Below are some records; work out how many of their lines contain "reason" and give the number only.
>>>
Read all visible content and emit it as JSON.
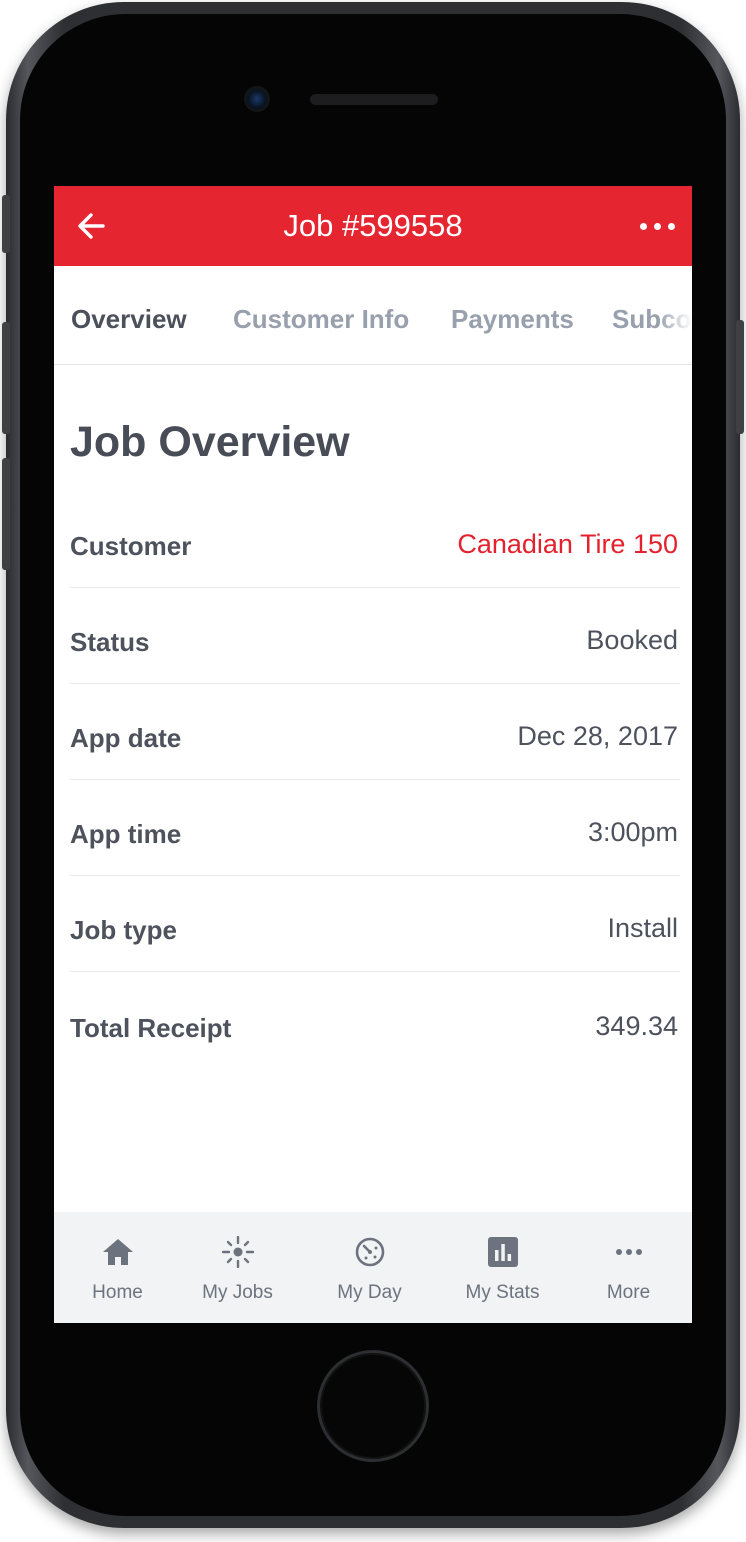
{
  "header": {
    "title": "Job #599558",
    "back_icon": "arrow-left-icon",
    "menu_icon": "more-horizontal-icon"
  },
  "tabs": [
    {
      "label": "Overview",
      "active": true
    },
    {
      "label": "Customer Info",
      "active": false
    },
    {
      "label": "Payments",
      "active": false
    },
    {
      "label": "Subcontractors",
      "active": false
    }
  ],
  "main": {
    "title": "Job Overview",
    "rows": [
      {
        "label": "Customer",
        "value": "Canadian Tire 150"
      },
      {
        "label": "Status",
        "value": "Booked"
      },
      {
        "label": "App date",
        "value": "Dec 28, 2017"
      },
      {
        "label": "App time",
        "value": "3:00pm"
      },
      {
        "label": "Job type",
        "value": "Install"
      },
      {
        "label": "Total Receipt",
        "value": "349.34"
      }
    ]
  },
  "bottom_nav": [
    {
      "label": "Home",
      "icon": "home-icon"
    },
    {
      "label": "My Jobs",
      "icon": "sparkle-icon"
    },
    {
      "label": "My Day",
      "icon": "clock-icon"
    },
    {
      "label": "My Stats",
      "icon": "bar-chart-icon"
    },
    {
      "label": "More",
      "icon": "more-horizontal-icon"
    }
  ],
  "colors": {
    "brand_red": "#e52530",
    "link_red": "#e3222d",
    "text": "#4d525d",
    "tab_inactive": "#98a0ad",
    "tabbar_bg": "#f2f3f5"
  }
}
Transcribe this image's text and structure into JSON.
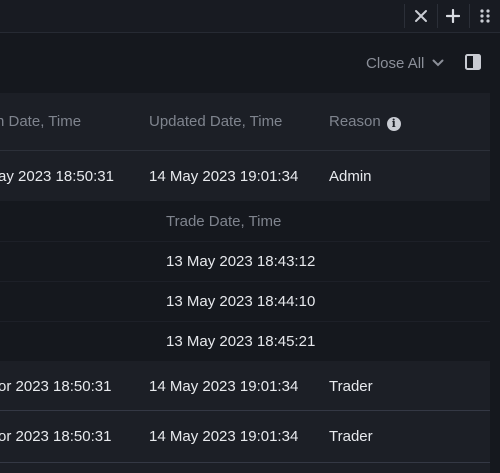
{
  "window": {
    "icons": [
      "close-icon",
      "plus-icon",
      "drag-handle-icon"
    ]
  },
  "toolbar": {
    "close_all_label": "Close All"
  },
  "table": {
    "headers": {
      "created": "n Date, Time",
      "updated": "Updated Date, Time",
      "reason": "Reason"
    },
    "rows": [
      {
        "created": "ay 2023 18:50:31",
        "updated": "14 May 2023 19:01:34",
        "reason": "Admin"
      },
      {
        "created": "or 2023 18:50:31",
        "updated": "14 May 2023 19:01:34",
        "reason": "Trader"
      },
      {
        "created": "or 2023 18:50:31",
        "updated": "14 May 2023 19:01:34",
        "reason": "Trader"
      }
    ],
    "trades": {
      "header": "Trade Date, Time",
      "items": [
        "13 May 2023 18:43:12",
        "13 May 2023 18:44:10",
        "13 May 2023 18:45:21"
      ]
    }
  }
}
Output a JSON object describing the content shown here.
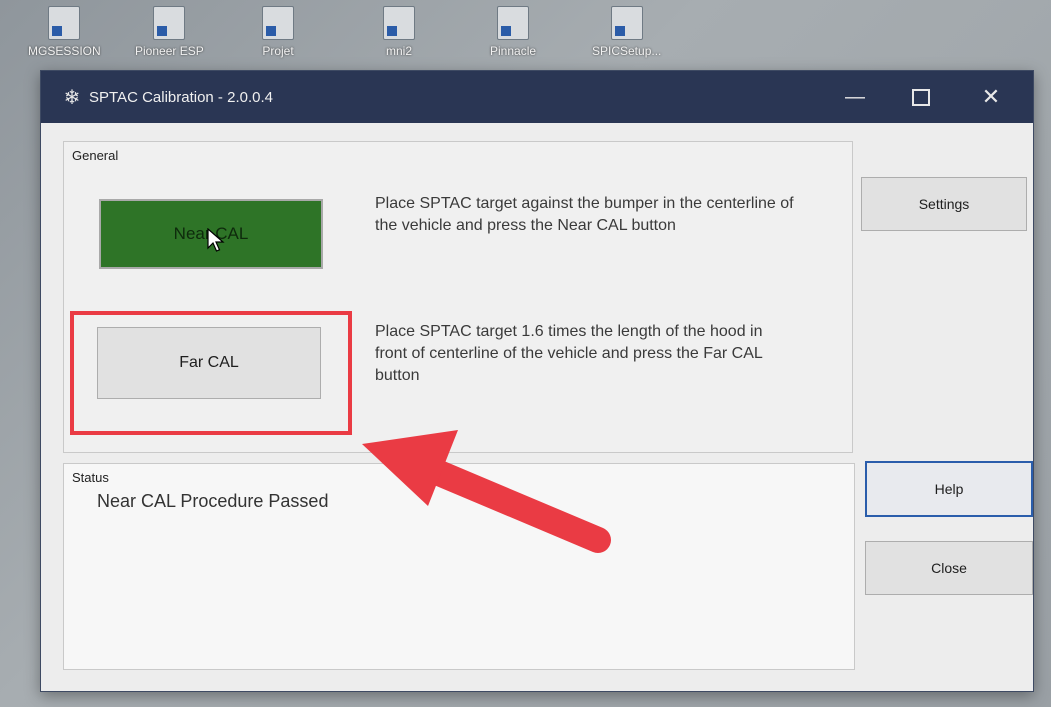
{
  "desktop": {
    "icons": [
      {
        "label": "MGSESSION",
        "icon": "shortcut-icon"
      },
      {
        "label": "Pioneer ESP",
        "icon": "excel-icon"
      },
      {
        "label": "Projet",
        "icon": "shortcut-icon"
      },
      {
        "label": "mni2",
        "icon": "shortcut-icon"
      },
      {
        "label": "Pinnacle",
        "icon": "app-icon"
      },
      {
        "label": "SPICSetup...",
        "icon": "installer-icon"
      }
    ]
  },
  "window": {
    "title": "SPTAC Calibration - 2.0.0.4",
    "icon": "snowflake-icon"
  },
  "general": {
    "label": "General",
    "near_button": "Near CAL",
    "near_description": "Place SPTAC target against the bumper in the centerline of the vehicle and press the Near CAL button",
    "far_button": "Far CAL",
    "far_description": "Place SPTAC target 1.6 times the length of the hood in front of centerline of the vehicle and press the Far CAL button"
  },
  "status": {
    "label": "Status",
    "message": "Near CAL Procedure Passed"
  },
  "side_buttons": {
    "settings": "Settings",
    "help": "Help",
    "close": "Close"
  },
  "colors": {
    "titlebar": "#2a3654",
    "near_button": "#2e7427",
    "annotation": "#ea3b44",
    "help_focus": "#2a5dab"
  }
}
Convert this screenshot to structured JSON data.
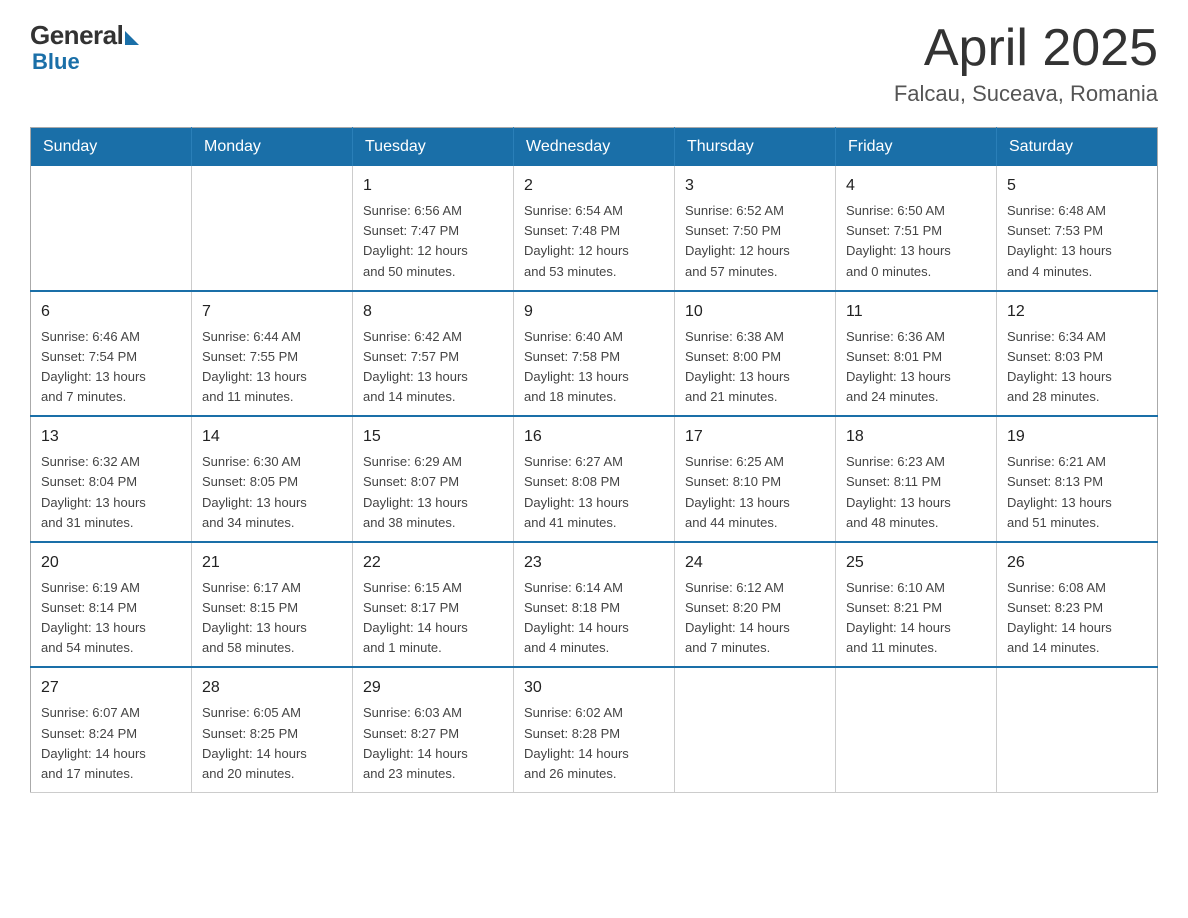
{
  "header": {
    "logo_general": "General",
    "logo_blue": "Blue",
    "month_title": "April 2025",
    "location": "Falcau, Suceava, Romania"
  },
  "weekdays": [
    "Sunday",
    "Monday",
    "Tuesday",
    "Wednesday",
    "Thursday",
    "Friday",
    "Saturday"
  ],
  "weeks": [
    [
      {
        "day": "",
        "info": ""
      },
      {
        "day": "",
        "info": ""
      },
      {
        "day": "1",
        "info": "Sunrise: 6:56 AM\nSunset: 7:47 PM\nDaylight: 12 hours\nand 50 minutes."
      },
      {
        "day": "2",
        "info": "Sunrise: 6:54 AM\nSunset: 7:48 PM\nDaylight: 12 hours\nand 53 minutes."
      },
      {
        "day": "3",
        "info": "Sunrise: 6:52 AM\nSunset: 7:50 PM\nDaylight: 12 hours\nand 57 minutes."
      },
      {
        "day": "4",
        "info": "Sunrise: 6:50 AM\nSunset: 7:51 PM\nDaylight: 13 hours\nand 0 minutes."
      },
      {
        "day": "5",
        "info": "Sunrise: 6:48 AM\nSunset: 7:53 PM\nDaylight: 13 hours\nand 4 minutes."
      }
    ],
    [
      {
        "day": "6",
        "info": "Sunrise: 6:46 AM\nSunset: 7:54 PM\nDaylight: 13 hours\nand 7 minutes."
      },
      {
        "day": "7",
        "info": "Sunrise: 6:44 AM\nSunset: 7:55 PM\nDaylight: 13 hours\nand 11 minutes."
      },
      {
        "day": "8",
        "info": "Sunrise: 6:42 AM\nSunset: 7:57 PM\nDaylight: 13 hours\nand 14 minutes."
      },
      {
        "day": "9",
        "info": "Sunrise: 6:40 AM\nSunset: 7:58 PM\nDaylight: 13 hours\nand 18 minutes."
      },
      {
        "day": "10",
        "info": "Sunrise: 6:38 AM\nSunset: 8:00 PM\nDaylight: 13 hours\nand 21 minutes."
      },
      {
        "day": "11",
        "info": "Sunrise: 6:36 AM\nSunset: 8:01 PM\nDaylight: 13 hours\nand 24 minutes."
      },
      {
        "day": "12",
        "info": "Sunrise: 6:34 AM\nSunset: 8:03 PM\nDaylight: 13 hours\nand 28 minutes."
      }
    ],
    [
      {
        "day": "13",
        "info": "Sunrise: 6:32 AM\nSunset: 8:04 PM\nDaylight: 13 hours\nand 31 minutes."
      },
      {
        "day": "14",
        "info": "Sunrise: 6:30 AM\nSunset: 8:05 PM\nDaylight: 13 hours\nand 34 minutes."
      },
      {
        "day": "15",
        "info": "Sunrise: 6:29 AM\nSunset: 8:07 PM\nDaylight: 13 hours\nand 38 minutes."
      },
      {
        "day": "16",
        "info": "Sunrise: 6:27 AM\nSunset: 8:08 PM\nDaylight: 13 hours\nand 41 minutes."
      },
      {
        "day": "17",
        "info": "Sunrise: 6:25 AM\nSunset: 8:10 PM\nDaylight: 13 hours\nand 44 minutes."
      },
      {
        "day": "18",
        "info": "Sunrise: 6:23 AM\nSunset: 8:11 PM\nDaylight: 13 hours\nand 48 minutes."
      },
      {
        "day": "19",
        "info": "Sunrise: 6:21 AM\nSunset: 8:13 PM\nDaylight: 13 hours\nand 51 minutes."
      }
    ],
    [
      {
        "day": "20",
        "info": "Sunrise: 6:19 AM\nSunset: 8:14 PM\nDaylight: 13 hours\nand 54 minutes."
      },
      {
        "day": "21",
        "info": "Sunrise: 6:17 AM\nSunset: 8:15 PM\nDaylight: 13 hours\nand 58 minutes."
      },
      {
        "day": "22",
        "info": "Sunrise: 6:15 AM\nSunset: 8:17 PM\nDaylight: 14 hours\nand 1 minute."
      },
      {
        "day": "23",
        "info": "Sunrise: 6:14 AM\nSunset: 8:18 PM\nDaylight: 14 hours\nand 4 minutes."
      },
      {
        "day": "24",
        "info": "Sunrise: 6:12 AM\nSunset: 8:20 PM\nDaylight: 14 hours\nand 7 minutes."
      },
      {
        "day": "25",
        "info": "Sunrise: 6:10 AM\nSunset: 8:21 PM\nDaylight: 14 hours\nand 11 minutes."
      },
      {
        "day": "26",
        "info": "Sunrise: 6:08 AM\nSunset: 8:23 PM\nDaylight: 14 hours\nand 14 minutes."
      }
    ],
    [
      {
        "day": "27",
        "info": "Sunrise: 6:07 AM\nSunset: 8:24 PM\nDaylight: 14 hours\nand 17 minutes."
      },
      {
        "day": "28",
        "info": "Sunrise: 6:05 AM\nSunset: 8:25 PM\nDaylight: 14 hours\nand 20 minutes."
      },
      {
        "day": "29",
        "info": "Sunrise: 6:03 AM\nSunset: 8:27 PM\nDaylight: 14 hours\nand 23 minutes."
      },
      {
        "day": "30",
        "info": "Sunrise: 6:02 AM\nSunset: 8:28 PM\nDaylight: 14 hours\nand 26 minutes."
      },
      {
        "day": "",
        "info": ""
      },
      {
        "day": "",
        "info": ""
      },
      {
        "day": "",
        "info": ""
      }
    ]
  ]
}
<<<
● **Result of this task**
4